***** RAW DATA

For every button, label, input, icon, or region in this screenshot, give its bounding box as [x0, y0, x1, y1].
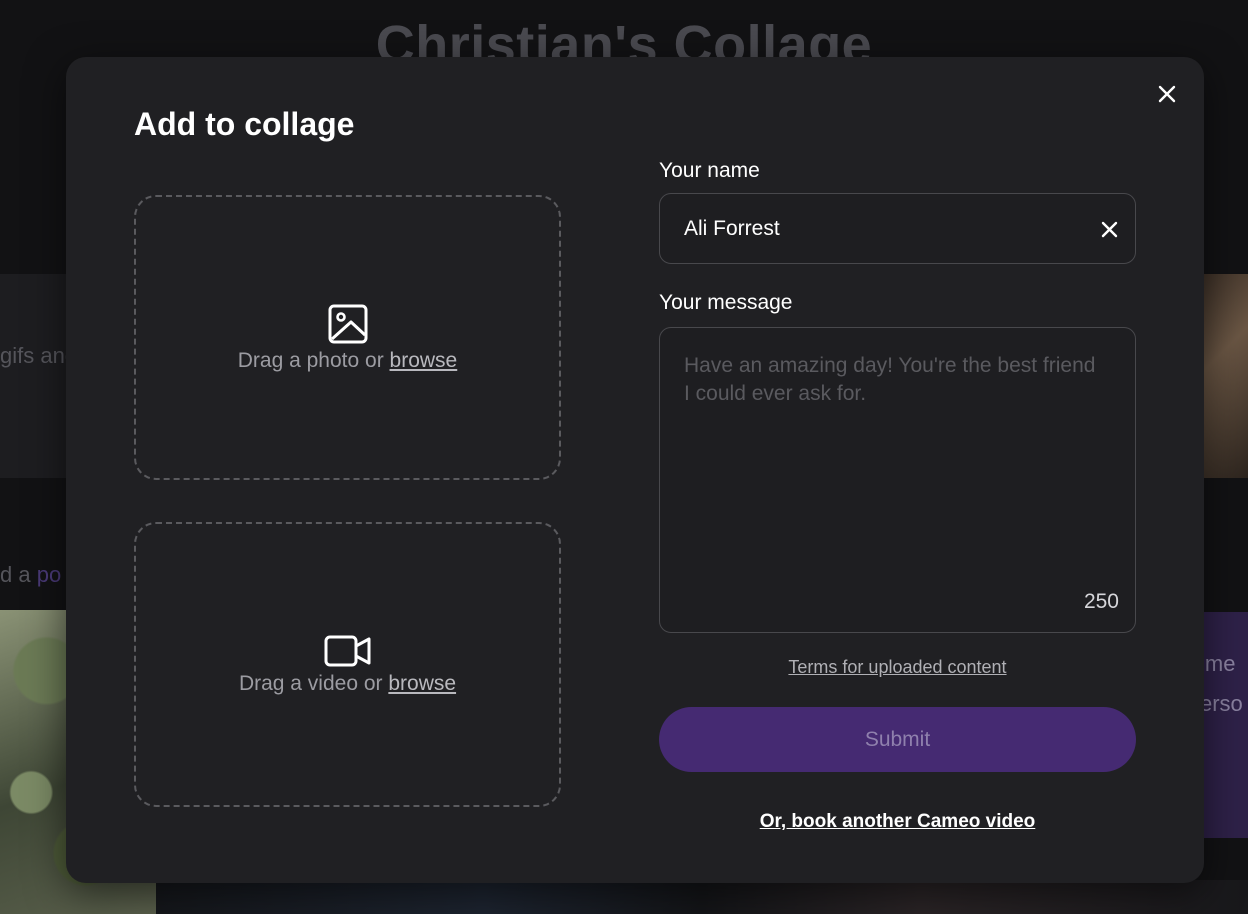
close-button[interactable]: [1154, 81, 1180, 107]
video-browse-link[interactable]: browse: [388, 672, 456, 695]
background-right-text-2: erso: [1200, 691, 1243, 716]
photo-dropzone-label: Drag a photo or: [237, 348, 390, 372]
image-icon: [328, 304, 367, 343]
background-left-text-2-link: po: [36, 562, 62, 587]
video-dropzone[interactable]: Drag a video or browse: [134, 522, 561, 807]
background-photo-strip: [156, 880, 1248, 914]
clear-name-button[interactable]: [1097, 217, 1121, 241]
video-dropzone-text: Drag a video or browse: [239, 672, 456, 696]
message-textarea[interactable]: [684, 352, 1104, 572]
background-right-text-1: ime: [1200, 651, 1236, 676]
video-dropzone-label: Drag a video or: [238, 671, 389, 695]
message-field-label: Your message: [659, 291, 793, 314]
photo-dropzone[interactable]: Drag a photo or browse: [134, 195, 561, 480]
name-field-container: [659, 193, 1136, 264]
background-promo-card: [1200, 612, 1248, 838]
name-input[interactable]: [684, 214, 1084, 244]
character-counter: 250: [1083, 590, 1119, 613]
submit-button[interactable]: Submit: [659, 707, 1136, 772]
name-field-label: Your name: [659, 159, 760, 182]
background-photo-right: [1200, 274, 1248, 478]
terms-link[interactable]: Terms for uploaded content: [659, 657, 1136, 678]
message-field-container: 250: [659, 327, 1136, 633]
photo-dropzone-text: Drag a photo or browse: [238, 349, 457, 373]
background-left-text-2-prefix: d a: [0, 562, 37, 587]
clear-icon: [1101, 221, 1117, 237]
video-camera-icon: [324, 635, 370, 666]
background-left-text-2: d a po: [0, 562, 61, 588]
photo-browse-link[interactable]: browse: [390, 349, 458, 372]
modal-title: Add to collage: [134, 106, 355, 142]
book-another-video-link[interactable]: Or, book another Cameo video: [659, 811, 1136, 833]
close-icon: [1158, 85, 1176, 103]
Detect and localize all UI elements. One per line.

**********
***** RAW DATA

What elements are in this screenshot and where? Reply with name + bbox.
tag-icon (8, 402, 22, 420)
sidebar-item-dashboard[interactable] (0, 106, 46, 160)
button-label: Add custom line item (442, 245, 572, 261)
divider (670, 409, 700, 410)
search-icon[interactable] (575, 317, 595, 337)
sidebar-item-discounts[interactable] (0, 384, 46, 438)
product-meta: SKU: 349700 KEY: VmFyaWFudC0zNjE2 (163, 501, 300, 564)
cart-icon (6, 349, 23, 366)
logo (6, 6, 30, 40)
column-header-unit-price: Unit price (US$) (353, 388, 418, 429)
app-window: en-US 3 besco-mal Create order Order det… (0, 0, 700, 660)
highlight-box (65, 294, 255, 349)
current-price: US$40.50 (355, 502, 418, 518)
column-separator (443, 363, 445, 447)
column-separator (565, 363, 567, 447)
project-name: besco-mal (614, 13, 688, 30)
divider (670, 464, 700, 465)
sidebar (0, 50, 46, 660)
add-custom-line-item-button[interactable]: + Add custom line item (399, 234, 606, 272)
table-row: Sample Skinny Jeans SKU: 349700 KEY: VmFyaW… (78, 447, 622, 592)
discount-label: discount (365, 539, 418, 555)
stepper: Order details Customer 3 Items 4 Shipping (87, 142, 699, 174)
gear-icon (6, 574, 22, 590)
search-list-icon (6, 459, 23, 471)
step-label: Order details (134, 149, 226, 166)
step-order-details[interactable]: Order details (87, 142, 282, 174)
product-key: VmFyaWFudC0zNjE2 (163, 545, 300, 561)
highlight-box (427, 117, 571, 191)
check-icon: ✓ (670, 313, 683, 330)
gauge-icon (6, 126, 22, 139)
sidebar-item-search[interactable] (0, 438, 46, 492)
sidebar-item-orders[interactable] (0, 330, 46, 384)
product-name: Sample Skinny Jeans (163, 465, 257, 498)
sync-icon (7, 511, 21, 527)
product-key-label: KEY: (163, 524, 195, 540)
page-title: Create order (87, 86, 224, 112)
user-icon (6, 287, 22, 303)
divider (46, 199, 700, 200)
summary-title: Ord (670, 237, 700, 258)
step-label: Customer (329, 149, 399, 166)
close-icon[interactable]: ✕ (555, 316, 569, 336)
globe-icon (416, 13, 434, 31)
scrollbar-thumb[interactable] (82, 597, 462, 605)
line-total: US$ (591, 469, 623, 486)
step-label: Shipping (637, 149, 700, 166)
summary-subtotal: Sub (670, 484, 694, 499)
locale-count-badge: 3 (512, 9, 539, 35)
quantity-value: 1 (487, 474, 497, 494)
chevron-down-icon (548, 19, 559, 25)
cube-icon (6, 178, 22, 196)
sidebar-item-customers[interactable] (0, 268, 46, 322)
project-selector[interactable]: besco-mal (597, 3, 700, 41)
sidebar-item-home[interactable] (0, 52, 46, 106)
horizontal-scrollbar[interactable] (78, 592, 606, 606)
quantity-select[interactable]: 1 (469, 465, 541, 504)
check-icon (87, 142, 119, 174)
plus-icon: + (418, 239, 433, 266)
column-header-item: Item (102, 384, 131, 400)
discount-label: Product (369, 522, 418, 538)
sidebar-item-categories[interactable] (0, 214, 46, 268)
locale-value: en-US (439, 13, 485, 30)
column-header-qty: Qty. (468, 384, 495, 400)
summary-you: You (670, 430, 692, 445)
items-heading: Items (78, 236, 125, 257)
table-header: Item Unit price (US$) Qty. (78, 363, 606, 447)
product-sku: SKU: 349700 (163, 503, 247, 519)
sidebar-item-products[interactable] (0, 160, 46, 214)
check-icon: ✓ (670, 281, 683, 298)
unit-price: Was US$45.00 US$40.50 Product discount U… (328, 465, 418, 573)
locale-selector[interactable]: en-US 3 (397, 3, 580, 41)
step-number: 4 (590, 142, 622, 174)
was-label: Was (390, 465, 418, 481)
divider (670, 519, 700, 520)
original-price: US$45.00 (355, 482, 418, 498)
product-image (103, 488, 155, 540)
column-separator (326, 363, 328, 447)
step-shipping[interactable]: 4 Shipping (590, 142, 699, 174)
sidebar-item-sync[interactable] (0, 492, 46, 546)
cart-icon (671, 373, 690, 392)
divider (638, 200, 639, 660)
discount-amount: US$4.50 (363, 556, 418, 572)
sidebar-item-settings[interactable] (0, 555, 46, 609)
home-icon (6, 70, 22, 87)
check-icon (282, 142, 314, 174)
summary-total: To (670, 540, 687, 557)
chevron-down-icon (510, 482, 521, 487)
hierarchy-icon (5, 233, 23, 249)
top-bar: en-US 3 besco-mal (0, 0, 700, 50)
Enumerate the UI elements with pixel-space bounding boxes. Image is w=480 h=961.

**********

== WHAT THE TASK REQUIRES ==
Can you copy out, word for word, the lines starting at the one that contains "What elements are" and ending at the one that contains "divider (670, 409, 700, 410)", including both of those lines?

== SOLVED PROBLEM ==
What elements are in this screenshot and where? Reply with name + bbox.
tag-icon (8, 402, 22, 420)
sidebar-item-dashboard[interactable] (0, 106, 46, 160)
button-label: Add custom line item (442, 245, 572, 261)
divider (670, 409, 700, 410)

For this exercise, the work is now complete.